◆ Problem statement:
Each line that holds the word "this" should be returned.

## begin The records

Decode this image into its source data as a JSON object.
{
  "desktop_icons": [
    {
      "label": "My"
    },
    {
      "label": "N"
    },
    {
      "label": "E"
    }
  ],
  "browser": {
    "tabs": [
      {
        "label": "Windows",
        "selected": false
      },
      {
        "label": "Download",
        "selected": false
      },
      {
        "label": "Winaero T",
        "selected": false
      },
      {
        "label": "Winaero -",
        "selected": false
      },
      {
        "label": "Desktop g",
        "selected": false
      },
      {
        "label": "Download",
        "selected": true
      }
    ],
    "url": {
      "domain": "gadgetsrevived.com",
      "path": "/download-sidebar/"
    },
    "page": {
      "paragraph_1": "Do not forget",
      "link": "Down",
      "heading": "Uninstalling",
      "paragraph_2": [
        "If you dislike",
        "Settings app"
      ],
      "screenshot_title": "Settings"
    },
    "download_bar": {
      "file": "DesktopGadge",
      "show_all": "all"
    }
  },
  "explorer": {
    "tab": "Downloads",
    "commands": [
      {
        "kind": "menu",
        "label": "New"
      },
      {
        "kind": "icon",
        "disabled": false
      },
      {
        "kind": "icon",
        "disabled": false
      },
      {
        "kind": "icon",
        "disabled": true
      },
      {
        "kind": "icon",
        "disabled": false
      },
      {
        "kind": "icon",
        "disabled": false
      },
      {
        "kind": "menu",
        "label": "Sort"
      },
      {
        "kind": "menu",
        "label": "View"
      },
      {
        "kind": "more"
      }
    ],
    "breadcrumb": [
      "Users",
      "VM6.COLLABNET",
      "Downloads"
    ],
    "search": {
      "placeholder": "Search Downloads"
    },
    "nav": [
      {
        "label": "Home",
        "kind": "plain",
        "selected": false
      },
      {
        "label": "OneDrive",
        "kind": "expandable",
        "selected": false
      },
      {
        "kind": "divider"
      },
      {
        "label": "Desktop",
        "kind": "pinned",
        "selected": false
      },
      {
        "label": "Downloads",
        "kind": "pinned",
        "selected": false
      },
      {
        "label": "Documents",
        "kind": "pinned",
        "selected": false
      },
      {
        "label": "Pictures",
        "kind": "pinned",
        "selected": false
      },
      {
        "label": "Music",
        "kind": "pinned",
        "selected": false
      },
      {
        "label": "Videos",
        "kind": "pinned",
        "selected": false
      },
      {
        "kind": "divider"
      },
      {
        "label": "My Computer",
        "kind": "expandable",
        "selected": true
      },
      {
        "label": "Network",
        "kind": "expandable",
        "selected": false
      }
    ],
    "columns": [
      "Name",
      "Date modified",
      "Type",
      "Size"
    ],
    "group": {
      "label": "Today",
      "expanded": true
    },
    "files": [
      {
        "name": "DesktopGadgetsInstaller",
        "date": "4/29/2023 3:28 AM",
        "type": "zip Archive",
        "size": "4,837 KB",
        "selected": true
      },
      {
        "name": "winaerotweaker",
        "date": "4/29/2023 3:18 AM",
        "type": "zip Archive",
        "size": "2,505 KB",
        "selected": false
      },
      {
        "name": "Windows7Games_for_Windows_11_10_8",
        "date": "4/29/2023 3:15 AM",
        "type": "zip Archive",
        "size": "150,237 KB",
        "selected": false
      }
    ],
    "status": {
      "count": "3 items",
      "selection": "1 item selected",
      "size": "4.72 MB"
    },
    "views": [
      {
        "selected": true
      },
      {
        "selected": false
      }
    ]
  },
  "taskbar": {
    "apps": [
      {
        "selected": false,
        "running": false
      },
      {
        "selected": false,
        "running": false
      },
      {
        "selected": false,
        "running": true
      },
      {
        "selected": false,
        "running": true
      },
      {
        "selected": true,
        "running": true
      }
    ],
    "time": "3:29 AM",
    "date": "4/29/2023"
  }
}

## end The records
## begin The records

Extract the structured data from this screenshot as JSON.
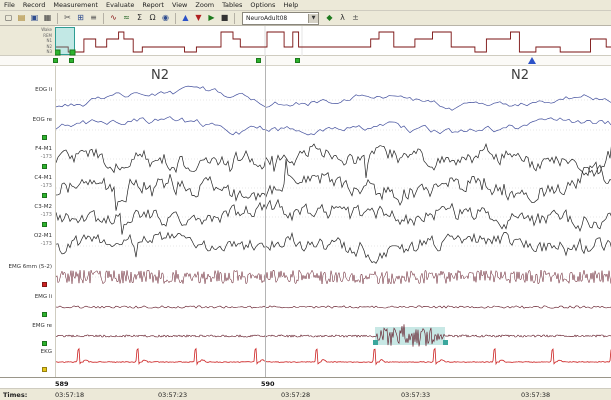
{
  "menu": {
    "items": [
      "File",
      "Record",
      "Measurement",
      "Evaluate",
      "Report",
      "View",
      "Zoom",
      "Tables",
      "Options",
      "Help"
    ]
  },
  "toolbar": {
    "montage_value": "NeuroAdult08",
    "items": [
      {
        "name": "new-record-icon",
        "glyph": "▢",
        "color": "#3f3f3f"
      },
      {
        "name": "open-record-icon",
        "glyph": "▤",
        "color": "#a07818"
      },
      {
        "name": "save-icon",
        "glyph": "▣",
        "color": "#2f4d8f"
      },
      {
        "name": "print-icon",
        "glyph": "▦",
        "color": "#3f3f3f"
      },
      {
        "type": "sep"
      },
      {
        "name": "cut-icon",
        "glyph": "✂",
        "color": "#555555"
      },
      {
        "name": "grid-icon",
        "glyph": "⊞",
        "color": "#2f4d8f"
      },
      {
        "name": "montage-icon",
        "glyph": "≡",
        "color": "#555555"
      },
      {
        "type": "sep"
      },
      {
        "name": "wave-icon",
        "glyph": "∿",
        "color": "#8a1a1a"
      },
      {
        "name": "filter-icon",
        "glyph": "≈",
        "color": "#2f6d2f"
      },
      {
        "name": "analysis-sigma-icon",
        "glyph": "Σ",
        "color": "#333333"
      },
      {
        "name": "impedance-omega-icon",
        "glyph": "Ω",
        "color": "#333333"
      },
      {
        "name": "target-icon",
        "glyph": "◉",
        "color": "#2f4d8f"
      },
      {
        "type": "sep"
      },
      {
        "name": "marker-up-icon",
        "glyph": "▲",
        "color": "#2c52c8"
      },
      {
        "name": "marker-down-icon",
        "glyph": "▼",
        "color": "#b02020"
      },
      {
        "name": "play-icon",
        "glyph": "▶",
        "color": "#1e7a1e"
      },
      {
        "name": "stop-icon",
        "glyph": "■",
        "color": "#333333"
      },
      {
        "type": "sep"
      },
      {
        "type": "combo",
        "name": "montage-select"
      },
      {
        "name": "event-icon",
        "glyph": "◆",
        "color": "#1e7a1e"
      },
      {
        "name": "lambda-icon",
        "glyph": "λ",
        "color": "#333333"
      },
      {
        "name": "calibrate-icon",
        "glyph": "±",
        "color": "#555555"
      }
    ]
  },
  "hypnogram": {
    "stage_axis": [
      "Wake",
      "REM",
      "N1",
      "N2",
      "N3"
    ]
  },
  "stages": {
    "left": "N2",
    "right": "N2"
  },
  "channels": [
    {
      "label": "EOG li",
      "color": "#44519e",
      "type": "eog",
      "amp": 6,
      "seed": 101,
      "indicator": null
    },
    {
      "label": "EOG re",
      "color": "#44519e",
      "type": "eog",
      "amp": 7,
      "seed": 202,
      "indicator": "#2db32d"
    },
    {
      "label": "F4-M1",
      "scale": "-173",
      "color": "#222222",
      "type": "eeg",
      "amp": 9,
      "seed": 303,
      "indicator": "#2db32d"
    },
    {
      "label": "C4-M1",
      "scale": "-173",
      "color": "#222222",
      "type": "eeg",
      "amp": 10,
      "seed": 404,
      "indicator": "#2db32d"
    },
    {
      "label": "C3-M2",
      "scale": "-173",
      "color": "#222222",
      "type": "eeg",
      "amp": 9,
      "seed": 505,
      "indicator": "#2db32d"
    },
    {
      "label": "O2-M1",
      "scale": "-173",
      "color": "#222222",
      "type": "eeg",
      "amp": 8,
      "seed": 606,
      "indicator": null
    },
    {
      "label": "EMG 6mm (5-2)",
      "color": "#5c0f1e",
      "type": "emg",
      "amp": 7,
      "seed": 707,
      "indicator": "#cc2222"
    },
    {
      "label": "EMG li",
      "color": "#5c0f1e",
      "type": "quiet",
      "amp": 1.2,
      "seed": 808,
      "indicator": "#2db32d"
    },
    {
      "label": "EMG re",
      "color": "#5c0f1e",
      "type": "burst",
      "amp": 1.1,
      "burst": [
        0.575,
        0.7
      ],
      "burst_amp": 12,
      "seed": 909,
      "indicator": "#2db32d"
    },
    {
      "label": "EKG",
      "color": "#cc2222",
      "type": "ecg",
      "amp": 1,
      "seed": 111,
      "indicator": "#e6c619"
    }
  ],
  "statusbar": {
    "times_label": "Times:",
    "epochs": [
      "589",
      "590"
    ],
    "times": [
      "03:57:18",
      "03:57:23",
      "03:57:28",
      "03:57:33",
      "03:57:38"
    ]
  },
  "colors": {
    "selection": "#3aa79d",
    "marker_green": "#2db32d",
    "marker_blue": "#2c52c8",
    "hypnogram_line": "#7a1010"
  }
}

## end The records
## begin The records

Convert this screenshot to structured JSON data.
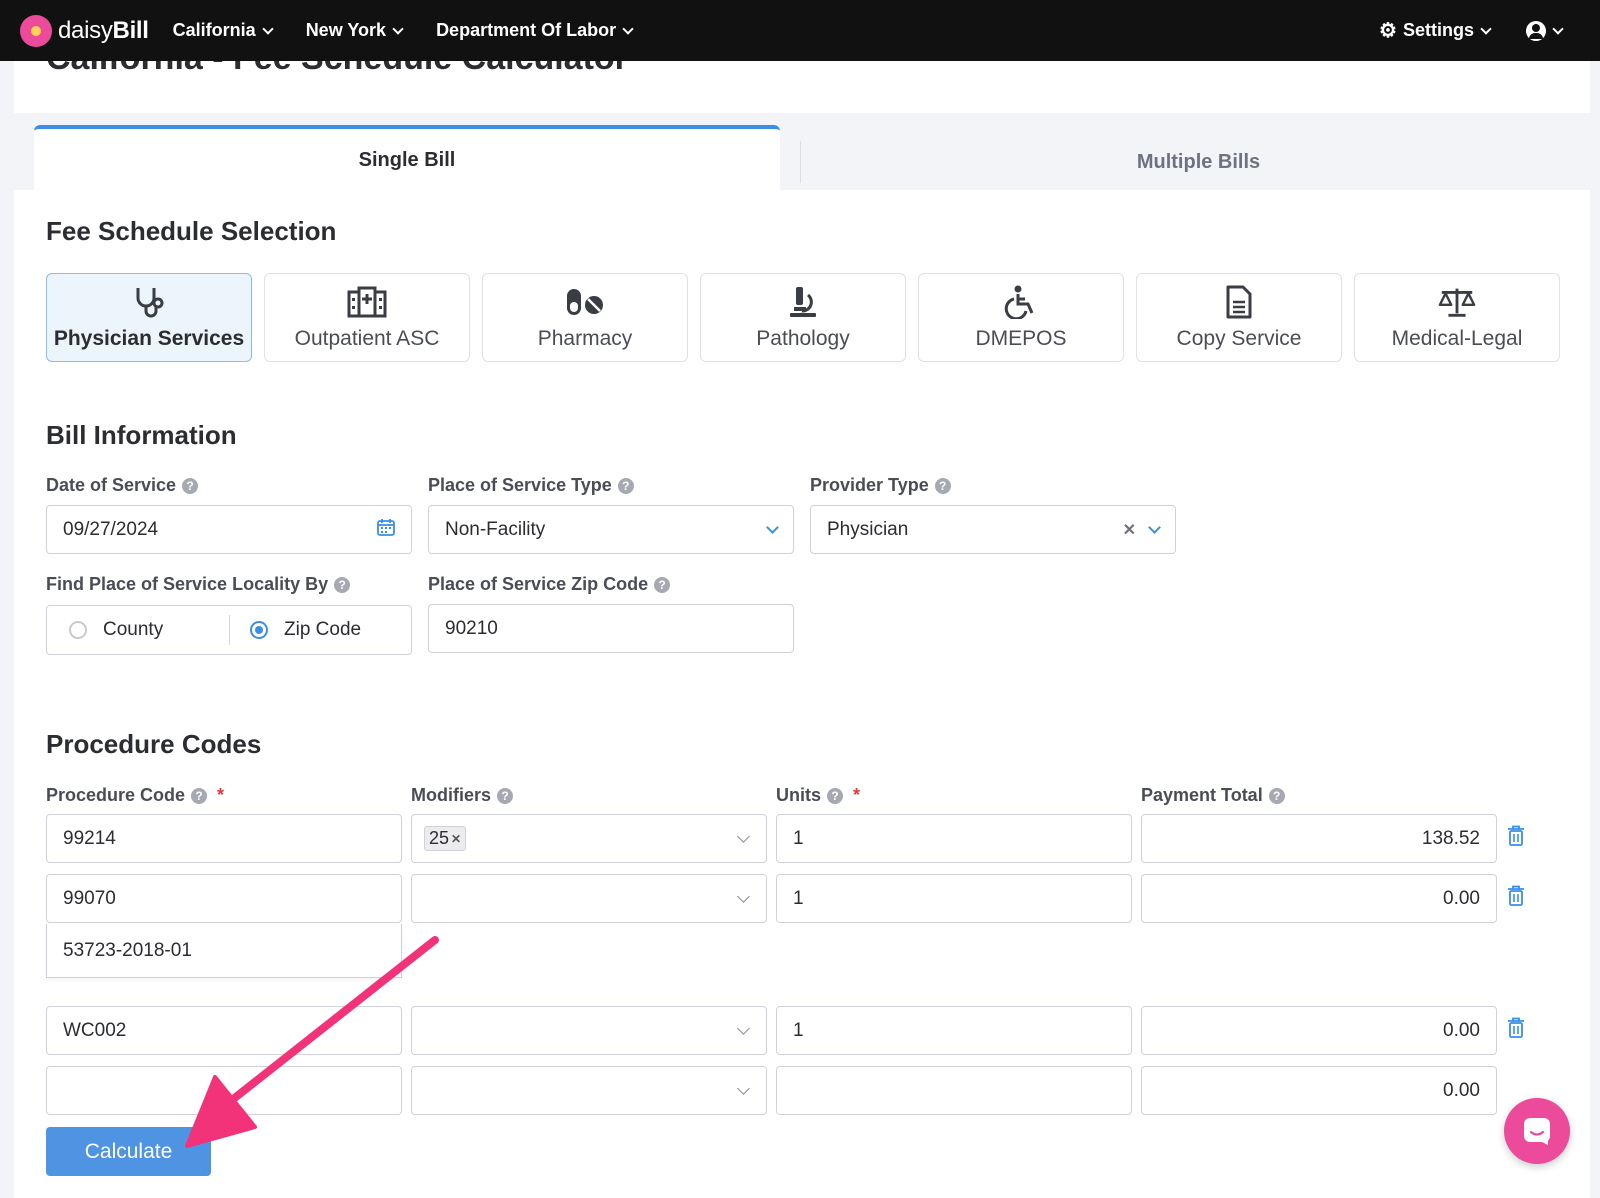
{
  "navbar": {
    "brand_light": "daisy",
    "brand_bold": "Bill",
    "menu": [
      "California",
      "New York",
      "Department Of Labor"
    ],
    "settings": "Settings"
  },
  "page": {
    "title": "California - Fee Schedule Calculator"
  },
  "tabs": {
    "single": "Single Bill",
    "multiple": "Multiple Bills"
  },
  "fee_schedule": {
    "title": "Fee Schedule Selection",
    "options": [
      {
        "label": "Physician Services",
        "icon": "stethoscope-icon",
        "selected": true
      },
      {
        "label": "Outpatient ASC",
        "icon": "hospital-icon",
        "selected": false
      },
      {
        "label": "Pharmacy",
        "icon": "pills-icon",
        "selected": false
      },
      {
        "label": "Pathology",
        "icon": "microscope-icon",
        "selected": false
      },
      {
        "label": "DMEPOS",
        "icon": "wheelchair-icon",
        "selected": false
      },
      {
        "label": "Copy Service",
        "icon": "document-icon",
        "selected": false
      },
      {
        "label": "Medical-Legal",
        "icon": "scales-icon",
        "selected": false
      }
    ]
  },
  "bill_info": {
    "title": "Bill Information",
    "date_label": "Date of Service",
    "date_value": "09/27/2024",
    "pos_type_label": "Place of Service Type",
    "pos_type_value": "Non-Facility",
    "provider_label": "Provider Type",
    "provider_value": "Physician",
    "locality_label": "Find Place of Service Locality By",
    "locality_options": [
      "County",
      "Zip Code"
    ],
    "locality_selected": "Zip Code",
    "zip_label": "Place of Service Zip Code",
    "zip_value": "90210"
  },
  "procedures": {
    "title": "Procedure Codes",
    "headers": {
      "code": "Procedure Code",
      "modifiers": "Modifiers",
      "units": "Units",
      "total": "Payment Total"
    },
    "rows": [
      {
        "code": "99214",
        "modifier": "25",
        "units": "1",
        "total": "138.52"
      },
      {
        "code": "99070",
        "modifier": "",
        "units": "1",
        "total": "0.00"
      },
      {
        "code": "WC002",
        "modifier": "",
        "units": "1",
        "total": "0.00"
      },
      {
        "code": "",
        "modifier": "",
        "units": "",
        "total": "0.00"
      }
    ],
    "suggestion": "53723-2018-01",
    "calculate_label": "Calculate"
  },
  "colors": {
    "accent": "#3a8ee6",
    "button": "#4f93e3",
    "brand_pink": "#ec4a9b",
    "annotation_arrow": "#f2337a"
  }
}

## end The records

◆ Task response:
Decode this image into its source data as a JSON object.
Extract the structured data from this screenshot as JSON.
Convert this screenshot to structured JSON data.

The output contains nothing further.